Data listing
(begin)

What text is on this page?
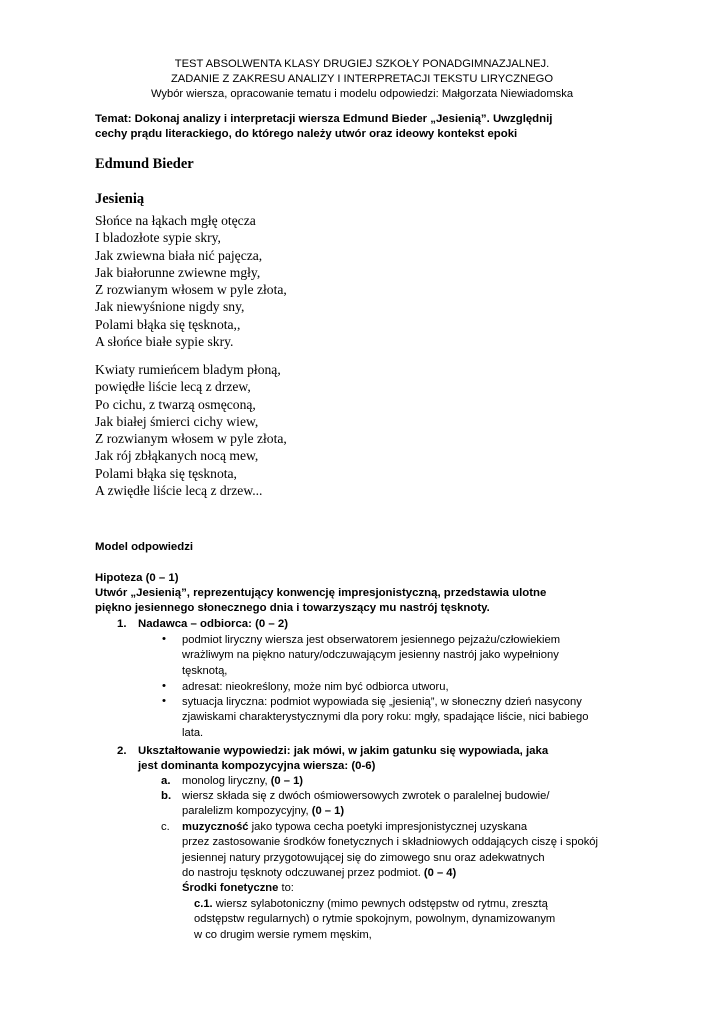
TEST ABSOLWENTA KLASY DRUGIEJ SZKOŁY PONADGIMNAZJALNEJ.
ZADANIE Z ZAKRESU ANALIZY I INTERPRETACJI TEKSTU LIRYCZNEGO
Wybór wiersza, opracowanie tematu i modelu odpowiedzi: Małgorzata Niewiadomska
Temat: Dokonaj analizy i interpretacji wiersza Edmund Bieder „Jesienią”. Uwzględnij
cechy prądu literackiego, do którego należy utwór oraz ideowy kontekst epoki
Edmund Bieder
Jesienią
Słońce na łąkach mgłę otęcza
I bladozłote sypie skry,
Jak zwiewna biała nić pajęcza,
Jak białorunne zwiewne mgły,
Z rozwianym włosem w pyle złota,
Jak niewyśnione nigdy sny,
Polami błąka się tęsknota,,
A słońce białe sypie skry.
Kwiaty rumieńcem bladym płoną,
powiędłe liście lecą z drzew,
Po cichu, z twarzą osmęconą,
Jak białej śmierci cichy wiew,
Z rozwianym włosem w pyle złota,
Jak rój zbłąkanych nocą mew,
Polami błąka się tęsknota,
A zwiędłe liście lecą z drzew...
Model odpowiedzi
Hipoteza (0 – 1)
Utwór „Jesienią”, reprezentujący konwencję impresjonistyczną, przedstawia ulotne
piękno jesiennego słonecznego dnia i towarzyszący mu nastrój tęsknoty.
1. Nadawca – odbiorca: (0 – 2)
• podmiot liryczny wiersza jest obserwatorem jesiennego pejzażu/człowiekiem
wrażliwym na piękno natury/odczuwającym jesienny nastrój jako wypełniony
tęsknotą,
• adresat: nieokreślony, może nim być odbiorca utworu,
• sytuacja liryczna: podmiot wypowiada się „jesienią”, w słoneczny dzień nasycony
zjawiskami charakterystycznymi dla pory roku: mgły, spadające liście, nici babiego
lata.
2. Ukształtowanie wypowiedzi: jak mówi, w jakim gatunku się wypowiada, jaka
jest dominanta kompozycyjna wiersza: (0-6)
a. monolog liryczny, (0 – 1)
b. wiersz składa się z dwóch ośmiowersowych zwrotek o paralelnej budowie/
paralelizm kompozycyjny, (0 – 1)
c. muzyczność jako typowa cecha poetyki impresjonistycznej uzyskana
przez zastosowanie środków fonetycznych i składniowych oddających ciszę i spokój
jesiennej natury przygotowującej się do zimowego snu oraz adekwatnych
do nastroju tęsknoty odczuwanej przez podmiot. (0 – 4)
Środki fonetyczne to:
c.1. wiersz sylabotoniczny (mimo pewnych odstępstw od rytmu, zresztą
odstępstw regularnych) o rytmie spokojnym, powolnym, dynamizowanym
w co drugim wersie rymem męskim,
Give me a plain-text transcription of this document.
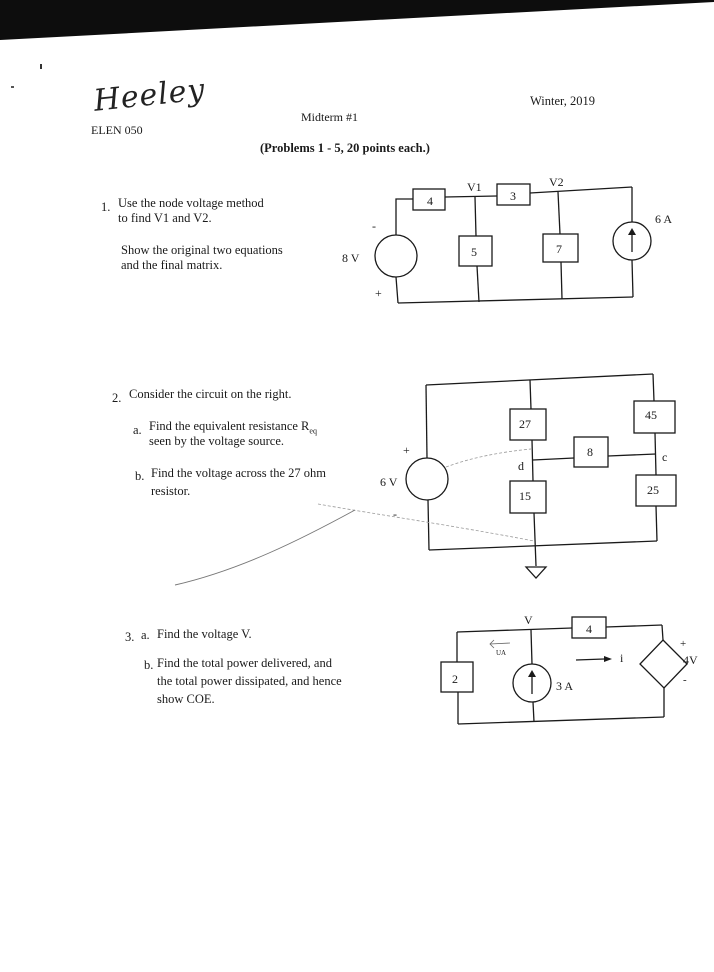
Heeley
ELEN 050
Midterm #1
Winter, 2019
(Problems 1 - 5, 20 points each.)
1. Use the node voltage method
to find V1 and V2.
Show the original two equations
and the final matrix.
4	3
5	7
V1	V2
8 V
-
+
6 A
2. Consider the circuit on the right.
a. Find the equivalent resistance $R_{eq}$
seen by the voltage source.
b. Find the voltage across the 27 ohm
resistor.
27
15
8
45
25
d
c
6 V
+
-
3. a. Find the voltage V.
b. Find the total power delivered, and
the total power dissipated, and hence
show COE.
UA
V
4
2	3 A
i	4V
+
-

(end)
(begin)

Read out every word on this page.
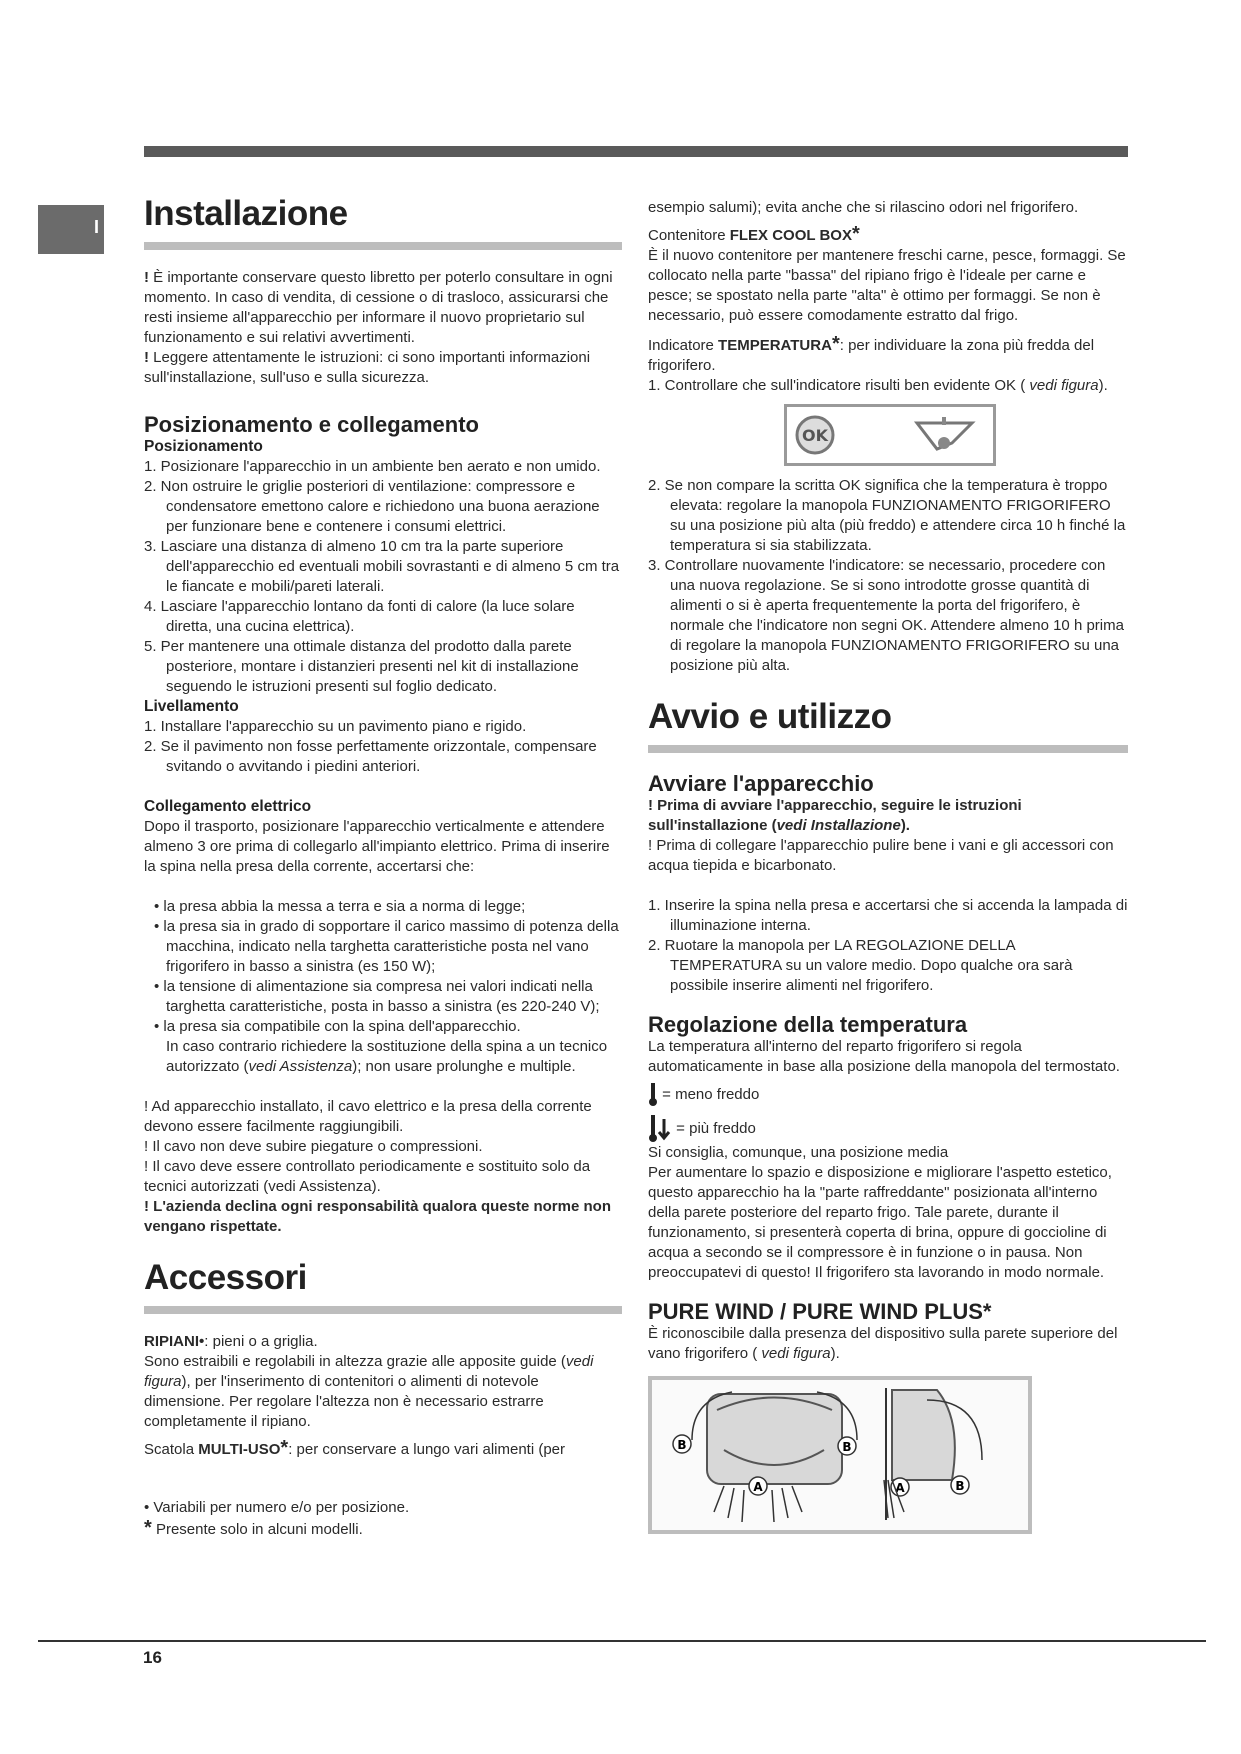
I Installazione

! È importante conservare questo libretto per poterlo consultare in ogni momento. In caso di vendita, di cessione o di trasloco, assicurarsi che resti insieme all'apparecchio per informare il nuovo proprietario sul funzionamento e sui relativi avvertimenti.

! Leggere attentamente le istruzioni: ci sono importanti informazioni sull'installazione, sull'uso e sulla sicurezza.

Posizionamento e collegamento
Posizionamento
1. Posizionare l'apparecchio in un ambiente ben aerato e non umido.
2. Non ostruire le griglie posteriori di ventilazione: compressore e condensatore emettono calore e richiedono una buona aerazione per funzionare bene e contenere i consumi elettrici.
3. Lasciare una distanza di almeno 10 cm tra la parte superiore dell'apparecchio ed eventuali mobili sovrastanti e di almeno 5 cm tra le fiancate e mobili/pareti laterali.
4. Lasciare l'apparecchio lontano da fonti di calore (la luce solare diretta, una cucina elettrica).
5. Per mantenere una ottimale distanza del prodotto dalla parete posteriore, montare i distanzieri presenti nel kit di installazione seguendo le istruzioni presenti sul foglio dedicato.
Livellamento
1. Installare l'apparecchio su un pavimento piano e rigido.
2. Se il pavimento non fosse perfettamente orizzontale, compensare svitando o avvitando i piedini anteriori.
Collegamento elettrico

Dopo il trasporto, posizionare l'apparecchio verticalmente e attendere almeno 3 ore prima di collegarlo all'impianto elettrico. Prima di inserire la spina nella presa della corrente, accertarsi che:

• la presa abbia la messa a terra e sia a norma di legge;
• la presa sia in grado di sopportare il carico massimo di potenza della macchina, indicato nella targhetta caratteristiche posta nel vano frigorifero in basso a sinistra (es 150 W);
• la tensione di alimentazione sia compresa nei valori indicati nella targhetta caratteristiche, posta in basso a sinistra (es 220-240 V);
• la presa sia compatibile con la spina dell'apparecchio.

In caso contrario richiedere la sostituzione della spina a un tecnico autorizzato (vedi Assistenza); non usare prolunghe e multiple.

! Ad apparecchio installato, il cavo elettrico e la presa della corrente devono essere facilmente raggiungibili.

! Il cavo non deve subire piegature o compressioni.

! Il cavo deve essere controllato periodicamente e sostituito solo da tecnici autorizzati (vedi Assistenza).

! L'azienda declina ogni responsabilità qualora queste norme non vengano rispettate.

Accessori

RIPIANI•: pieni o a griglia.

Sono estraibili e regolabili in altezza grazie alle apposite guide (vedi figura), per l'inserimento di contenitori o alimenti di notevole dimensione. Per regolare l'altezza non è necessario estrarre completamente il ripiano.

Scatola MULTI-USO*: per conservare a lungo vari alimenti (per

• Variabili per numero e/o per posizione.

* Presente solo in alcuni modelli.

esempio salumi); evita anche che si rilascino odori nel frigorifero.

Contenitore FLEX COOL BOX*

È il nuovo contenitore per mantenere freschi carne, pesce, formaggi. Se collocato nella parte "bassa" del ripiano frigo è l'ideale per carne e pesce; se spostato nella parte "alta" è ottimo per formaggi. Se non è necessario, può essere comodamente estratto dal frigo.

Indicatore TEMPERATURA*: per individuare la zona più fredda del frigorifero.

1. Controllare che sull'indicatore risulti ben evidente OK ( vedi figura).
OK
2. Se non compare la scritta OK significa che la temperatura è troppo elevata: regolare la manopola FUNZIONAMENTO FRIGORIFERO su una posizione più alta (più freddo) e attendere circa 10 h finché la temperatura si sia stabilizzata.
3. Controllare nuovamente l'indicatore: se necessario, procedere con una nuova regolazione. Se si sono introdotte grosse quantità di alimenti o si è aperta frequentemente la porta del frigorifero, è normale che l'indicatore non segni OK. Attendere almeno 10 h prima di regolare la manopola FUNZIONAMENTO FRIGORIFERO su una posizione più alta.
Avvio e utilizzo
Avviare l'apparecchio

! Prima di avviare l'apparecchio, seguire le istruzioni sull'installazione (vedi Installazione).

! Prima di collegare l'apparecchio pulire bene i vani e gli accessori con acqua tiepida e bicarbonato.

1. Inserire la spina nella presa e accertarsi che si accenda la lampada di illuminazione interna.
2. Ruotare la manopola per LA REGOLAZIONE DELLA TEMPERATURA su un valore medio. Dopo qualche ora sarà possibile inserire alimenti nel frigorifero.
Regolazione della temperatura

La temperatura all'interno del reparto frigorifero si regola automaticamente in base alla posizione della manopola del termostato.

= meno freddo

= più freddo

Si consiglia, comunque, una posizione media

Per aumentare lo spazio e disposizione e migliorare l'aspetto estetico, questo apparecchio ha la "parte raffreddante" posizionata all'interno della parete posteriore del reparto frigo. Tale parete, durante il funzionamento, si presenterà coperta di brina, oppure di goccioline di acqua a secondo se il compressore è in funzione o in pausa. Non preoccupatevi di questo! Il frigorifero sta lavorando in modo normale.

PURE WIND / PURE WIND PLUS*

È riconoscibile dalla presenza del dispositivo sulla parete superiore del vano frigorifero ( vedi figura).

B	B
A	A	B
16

(end)

Report each line in the preceding entries that holds the string "jesiennego".

piękno jesiennego słonecznego dnia i towarzyszący mu nastrój tęsknoty.
• podmiot liryczny wiersza jest obserwatorem jesiennego pejzażu/człowiekiem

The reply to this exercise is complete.